▶ **AIM**
Pick out the lines containing "name".

[Data entries]
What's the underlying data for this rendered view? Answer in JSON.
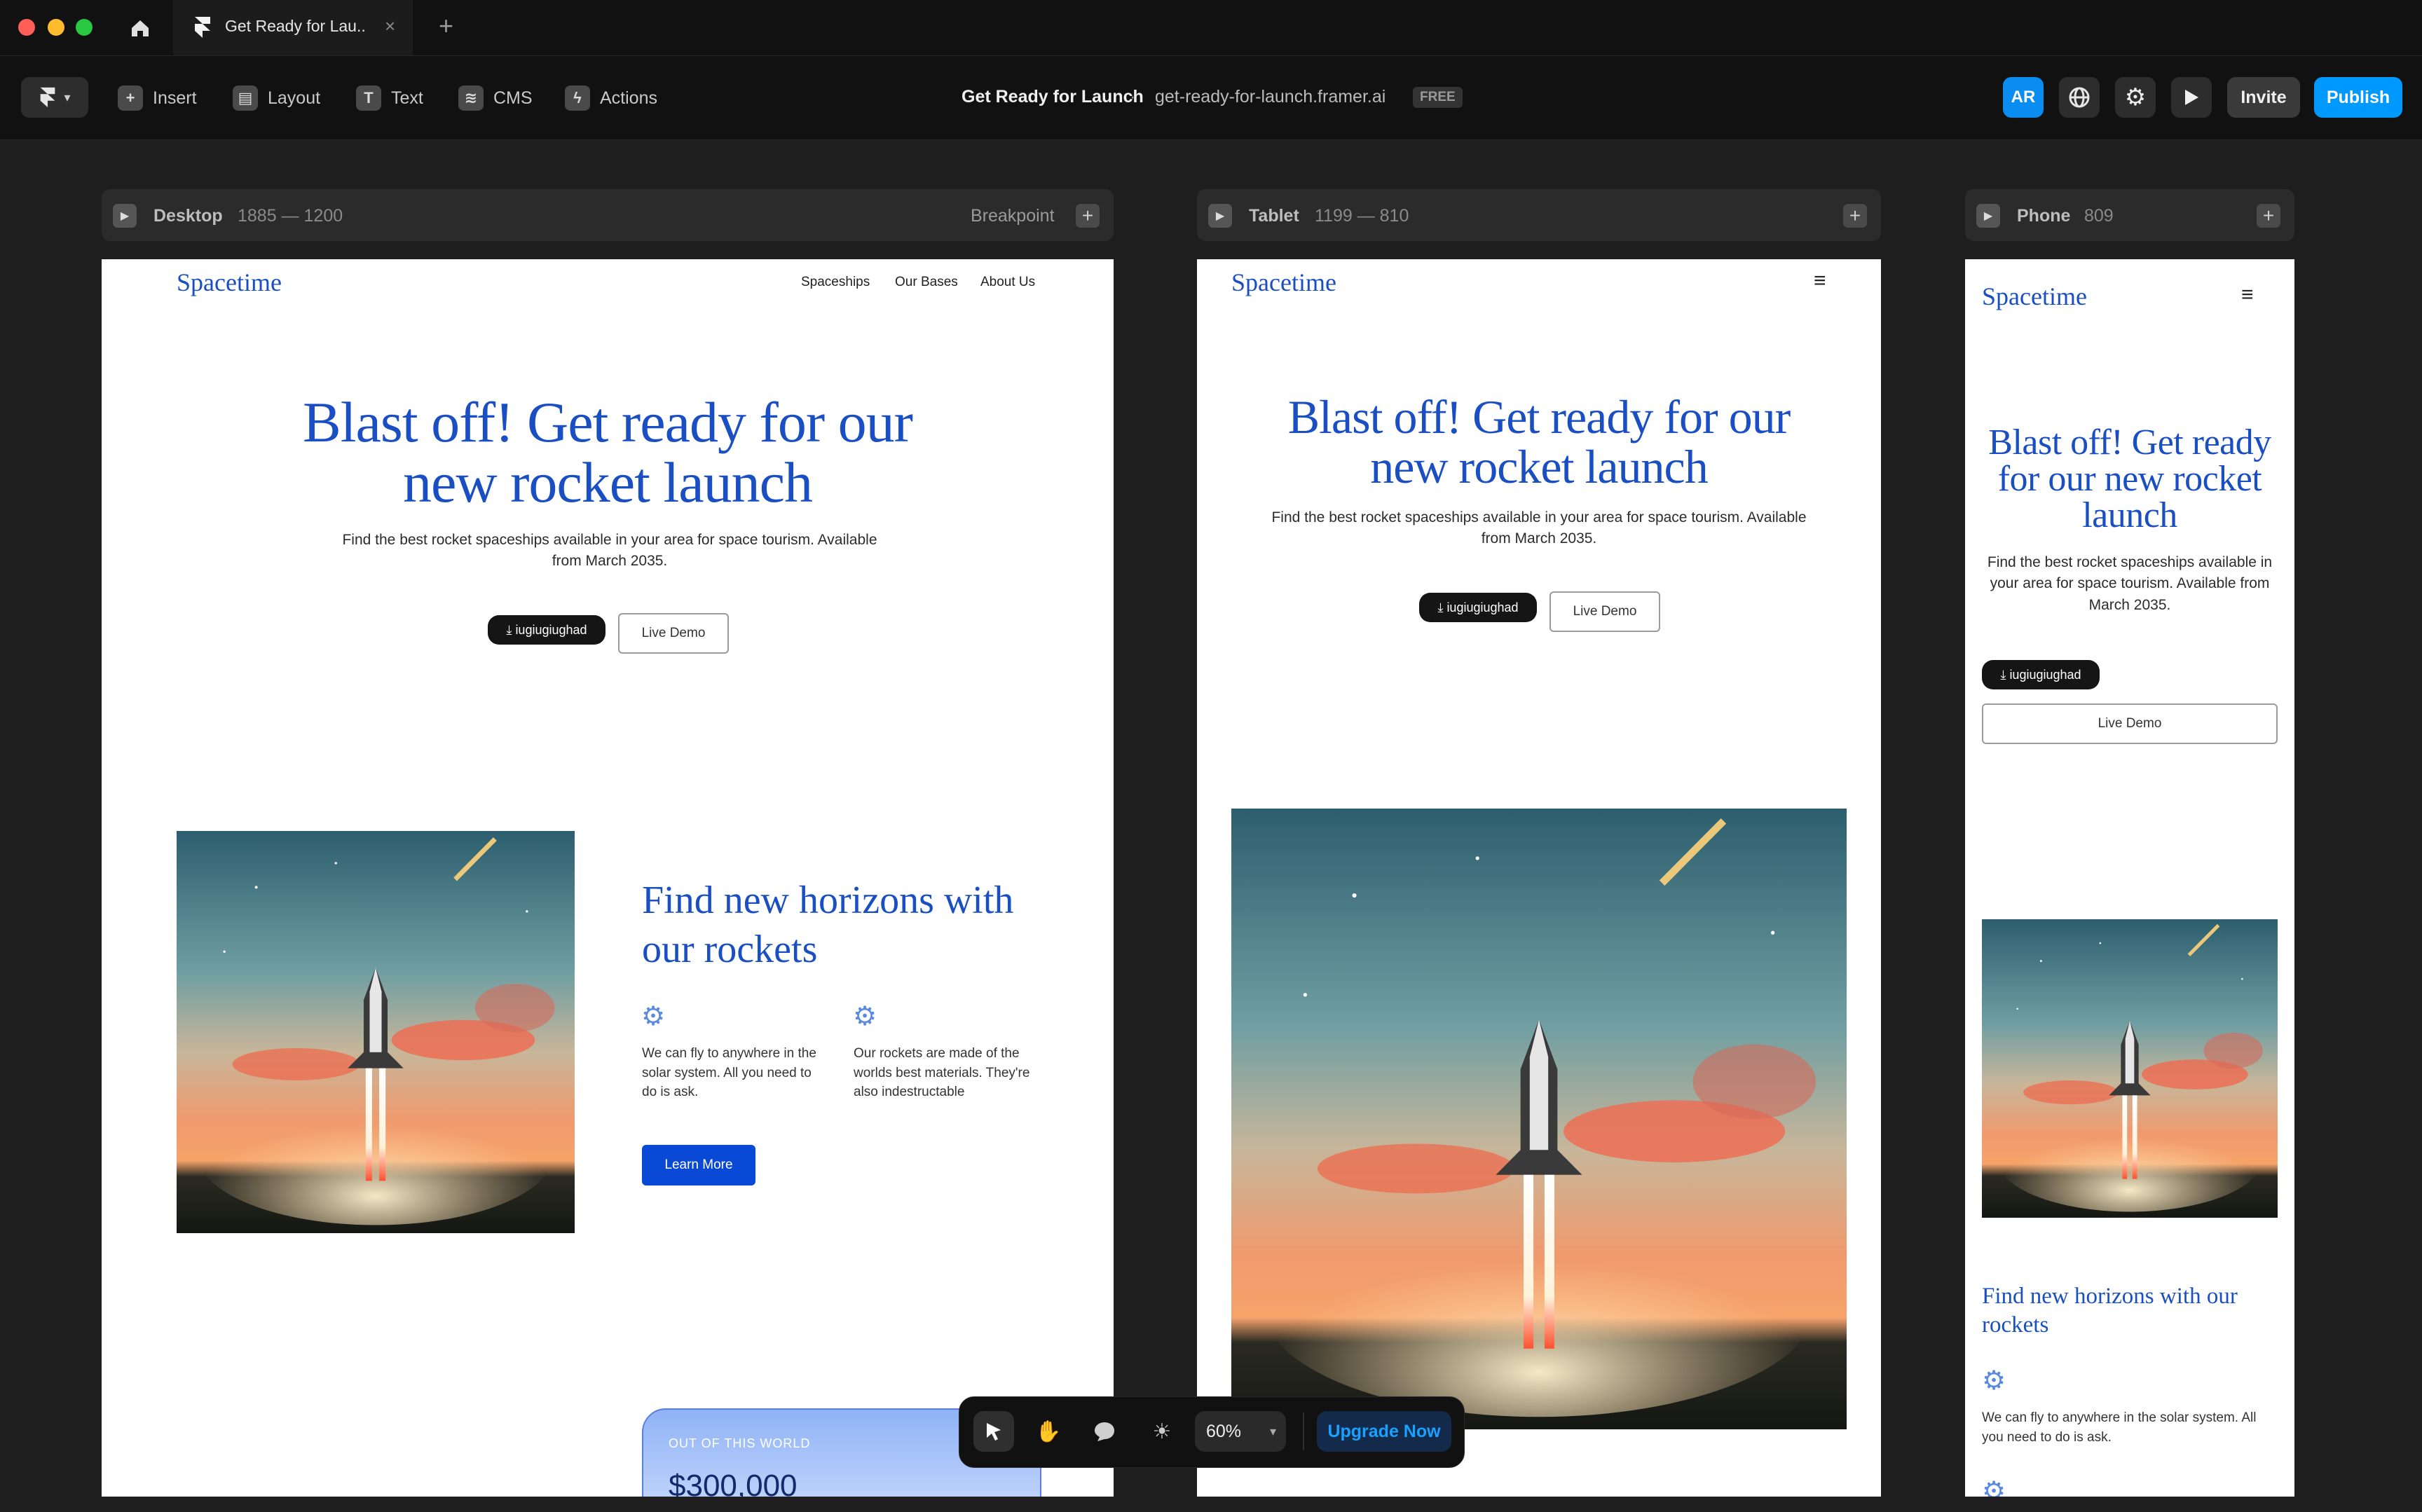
{
  "window": {
    "tab_title": "Get Ready for Lau..",
    "tab_close": "×",
    "new_tab": "+",
    "traffic": {
      "red": "#ff5f57",
      "yellow": "#febc2e",
      "green": "#28c840"
    }
  },
  "toolbar": {
    "insert": "Insert",
    "layout": "Layout",
    "text": "Text",
    "cms": "CMS",
    "actions": "Actions",
    "project_title": "Get Ready for Launch",
    "separator": "·",
    "project_url": "get-ready-for-launch.framer.ai",
    "plan_badge": "FREE",
    "avatar": "AR",
    "invite": "Invite",
    "publish": "Publish",
    "accent": "#0099ff"
  },
  "frames": {
    "desktop": {
      "name": "Desktop",
      "dims": "1885 — 1200",
      "breakpoint": "Breakpoint",
      "plus": "+"
    },
    "tablet": {
      "name": "Tablet",
      "dims": "1199 — 810",
      "plus": "+"
    },
    "phone": {
      "name": "Phone",
      "dims": "809",
      "plus": "+"
    }
  },
  "site": {
    "logo": "Spacetime",
    "nav": [
      "Spaceships",
      "Our Bases",
      "About Us"
    ],
    "hero_title_desktop": "Blast off! Get ready for our new rocket launch",
    "hero_subtitle": "Find the best rocket spaceships available in your area for space tourism. Available from March 2035.",
    "download_label": "iugiugiughad",
    "download_icon": "⤓",
    "live_demo": "Live Demo",
    "section_title": "Find new horizons with our rockets",
    "feature1": "We can fly to anywhere in the solar system. All you need to do is ask.",
    "feature2": "Our rockets are made of the worlds best materials. They're also indestructable",
    "learn_more": "Learn More",
    "pricing_kicker": "OUT OF THIS WORLD",
    "pricing_value": "$300,000",
    "brand_color": "#1a4fc4",
    "menu_icon": "≡",
    "gear_icon": "⚙"
  },
  "bottombar": {
    "zoom": "60%",
    "upgrade": "Upgrade Now"
  }
}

▶ **WRITTEN RESPONSE**
      "name": "Desktop",
      "name": "Tablet",
      "name": "Phone",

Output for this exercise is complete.